* _Exercise prompt_
Without the pictures, reproduce the records that follow exactly.

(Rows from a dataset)
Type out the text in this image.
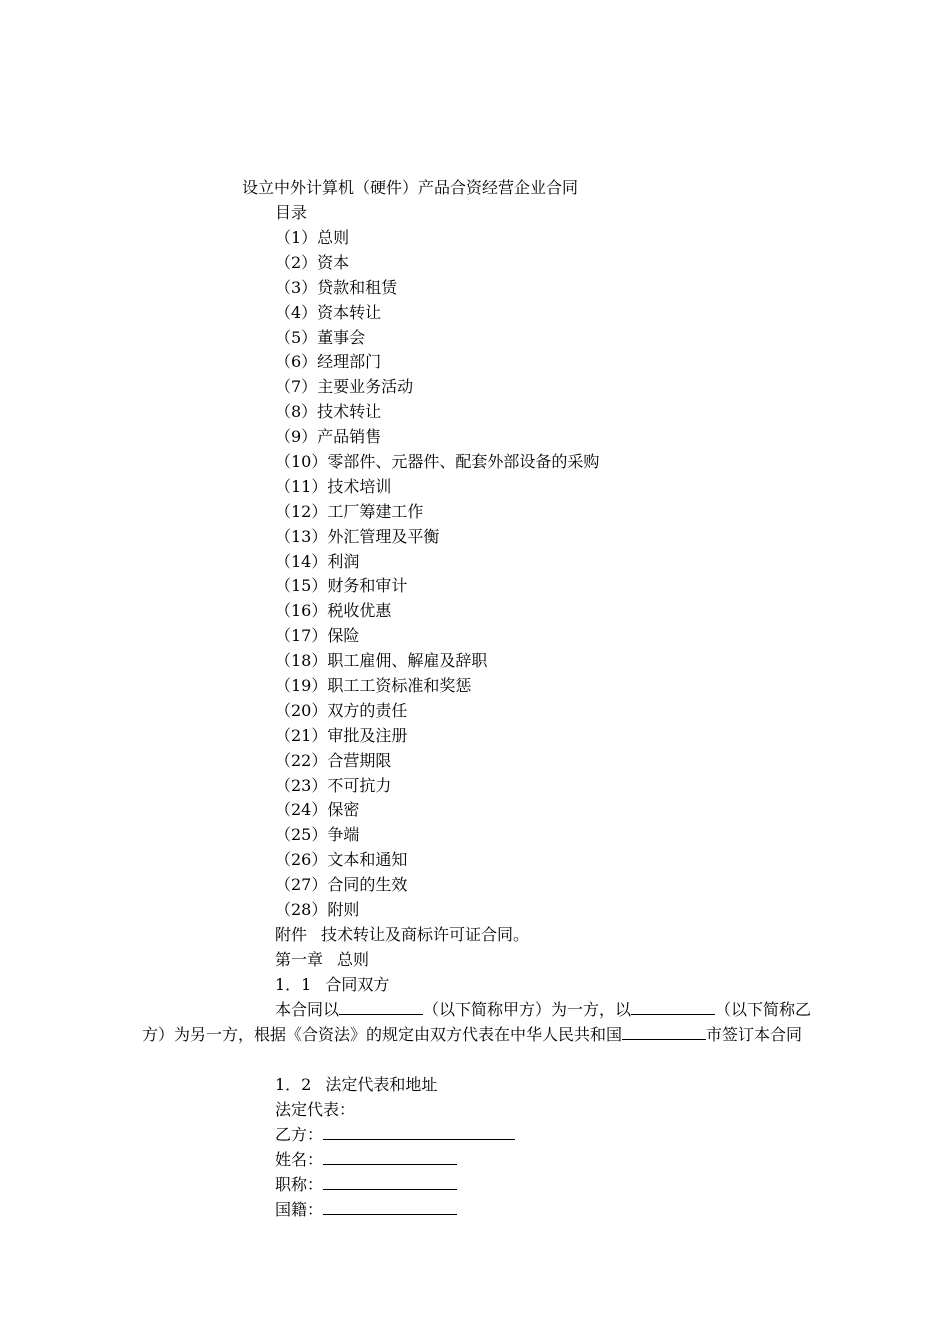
设立中外计算机（硬件）产品合资经营企业合同
目录
（1）总则
（2）资本
（3）贷款和租赁
（4）资本转让
（5）董事会
（6）经理部门
（7）主要业务活动
（8）技术转让
（9）产品销售
（10）零部件、元器件、配套外部设备的采购
（11）技术培训
（12）工厂筹建工作
（13）外汇管理及平衡
（14）利润
（15）财务和审计
（16）税收优惠
（17）保险
（18）职工雇佣、解雇及辞职
（19）职工工资标准和奖惩
（20）双方的责任
（21）审批及注册
（22）合营期限
（23）不可抗力
（24）保密
（25）争端
（26）文本和通知
（27）合同的生效
（28）附则
附件 技术转让及商标许可证合同。
第一章 总则
1．1 合同双方

本合同以	（以下简称甲方）为一方，以	（以下简称乙方）为另一方，根据《合资法》的规定由双方代表在中华人民共和国	市签订本合同

1．2 法定代表和地址
法定代表：
乙方：
姓名：
职称：
国籍：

* _Result of this exercise_
Type out the text in this image.
设立中外计算机（硬件）产品合资经营企业合同
目录
（1）总则
（2）资本
（3）贷款和租赁
（4）资本转让
（5）董事会
（6）经理部门
（7）主要业务活动
（8）技术转让
（9）产品销售
（10）零部件、元器件、配套外部设备的采购
（11）技术培训
（12）工厂筹建工作
（13）外汇管理及平衡
（14）利润
（15）财务和审计
（16）税收优惠
（17）保险
（18）职工雇佣、解雇及辞职
（19）职工工资标准和奖惩
（20）双方的责任
（21）审批及注册
（22）合营期限
（23）不可抗力
（24）保密
（25）争端
（26）文本和通知
（27）合同的生效
（28）附则
附件 技术转让及商标许可证合同。
第一章 总则
1．1 合同双方

本合同以	（以下简称甲方）为一方，以	（以下简称乙方）为另一方，根据《合资法》的规定由双方代表在中华人民共和国	市签订本合同

1．2 法定代表和地址
法定代表：
乙方：
姓名：
职称：
国籍：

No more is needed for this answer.